• [TASK DESCRIPTION]: Switch each "sender-name" in the material to "speaker-name" and give all the lines again, with nothing else changed.

• [Element position data]:
┌────────

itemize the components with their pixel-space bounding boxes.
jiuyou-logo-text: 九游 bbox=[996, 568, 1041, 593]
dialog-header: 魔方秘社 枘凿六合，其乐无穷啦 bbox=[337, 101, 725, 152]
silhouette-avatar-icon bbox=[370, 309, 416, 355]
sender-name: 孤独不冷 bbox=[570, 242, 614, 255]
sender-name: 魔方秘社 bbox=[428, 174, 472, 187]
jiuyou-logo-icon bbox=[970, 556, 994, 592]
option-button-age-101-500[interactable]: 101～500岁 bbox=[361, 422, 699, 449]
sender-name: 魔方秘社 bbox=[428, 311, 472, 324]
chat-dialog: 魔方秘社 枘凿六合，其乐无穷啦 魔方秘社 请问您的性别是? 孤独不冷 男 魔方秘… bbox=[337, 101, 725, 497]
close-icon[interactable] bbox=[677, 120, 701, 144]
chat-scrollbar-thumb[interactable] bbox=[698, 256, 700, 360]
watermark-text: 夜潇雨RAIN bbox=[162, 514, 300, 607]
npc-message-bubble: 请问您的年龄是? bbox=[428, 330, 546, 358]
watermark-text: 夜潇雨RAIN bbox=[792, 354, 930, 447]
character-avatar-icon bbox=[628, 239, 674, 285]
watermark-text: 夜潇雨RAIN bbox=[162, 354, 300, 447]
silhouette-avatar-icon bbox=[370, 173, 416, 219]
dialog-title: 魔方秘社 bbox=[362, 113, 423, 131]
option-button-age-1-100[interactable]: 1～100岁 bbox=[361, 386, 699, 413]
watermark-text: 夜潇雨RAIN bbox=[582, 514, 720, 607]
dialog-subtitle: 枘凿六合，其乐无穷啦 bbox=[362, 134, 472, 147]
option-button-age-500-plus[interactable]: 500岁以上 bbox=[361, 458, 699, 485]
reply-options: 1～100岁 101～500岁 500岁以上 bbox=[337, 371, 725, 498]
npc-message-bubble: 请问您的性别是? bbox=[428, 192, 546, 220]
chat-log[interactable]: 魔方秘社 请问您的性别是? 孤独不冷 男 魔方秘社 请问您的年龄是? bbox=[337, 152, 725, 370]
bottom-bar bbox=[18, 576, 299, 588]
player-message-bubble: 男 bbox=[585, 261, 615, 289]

└────────

• [PROBLEM SOLUTION]:
itemize the components with their pixel-space bounding boxes.
jiuyou-logo-text: 九游 bbox=[996, 568, 1041, 593]
dialog-header: 魔方秘社 枘凿六合，其乐无穷啦 bbox=[337, 101, 725, 152]
silhouette-avatar-icon bbox=[370, 309, 416, 355]
speaker-name: 孤独不冷 bbox=[570, 242, 614, 255]
speaker-name: 魔方秘社 bbox=[428, 174, 472, 187]
jiuyou-logo-icon bbox=[970, 556, 994, 592]
option-button-age-101-500[interactable]: 101～500岁 bbox=[361, 422, 699, 449]
speaker-name: 魔方秘社 bbox=[428, 311, 472, 324]
chat-dialog: 魔方秘社 枘凿六合，其乐无穷啦 魔方秘社 请问您的性别是? 孤独不冷 男 魔方秘… bbox=[337, 101, 725, 497]
close-icon[interactable] bbox=[677, 120, 701, 144]
chat-scrollbar-thumb[interactable] bbox=[698, 256, 700, 360]
watermark-text: 夜潇雨RAIN bbox=[162, 514, 300, 607]
npc-message-bubble: 请问您的年龄是? bbox=[428, 330, 546, 358]
watermark-text: 夜潇雨RAIN bbox=[792, 354, 930, 447]
character-avatar-icon bbox=[628, 239, 674, 285]
watermark-text: 夜潇雨RAIN bbox=[162, 354, 300, 447]
silhouette-avatar-icon bbox=[370, 173, 416, 219]
dialog-title: 魔方秘社 bbox=[362, 113, 423, 131]
option-button-age-1-100[interactable]: 1～100岁 bbox=[361, 386, 699, 413]
watermark-text: 夜潇雨RAIN bbox=[582, 514, 720, 607]
dialog-subtitle: 枘凿六合，其乐无穷啦 bbox=[362, 134, 472, 147]
option-button-age-500-plus[interactable]: 500岁以上 bbox=[361, 458, 699, 485]
reply-options: 1～100岁 101～500岁 500岁以上 bbox=[337, 371, 725, 498]
npc-message-bubble: 请问您的性别是? bbox=[428, 192, 546, 220]
chat-log[interactable]: 魔方秘社 请问您的性别是? 孤独不冷 男 魔方秘社 请问您的年龄是? bbox=[337, 152, 725, 370]
bottom-bar bbox=[18, 576, 299, 588]
player-message-bubble: 男 bbox=[585, 261, 615, 289]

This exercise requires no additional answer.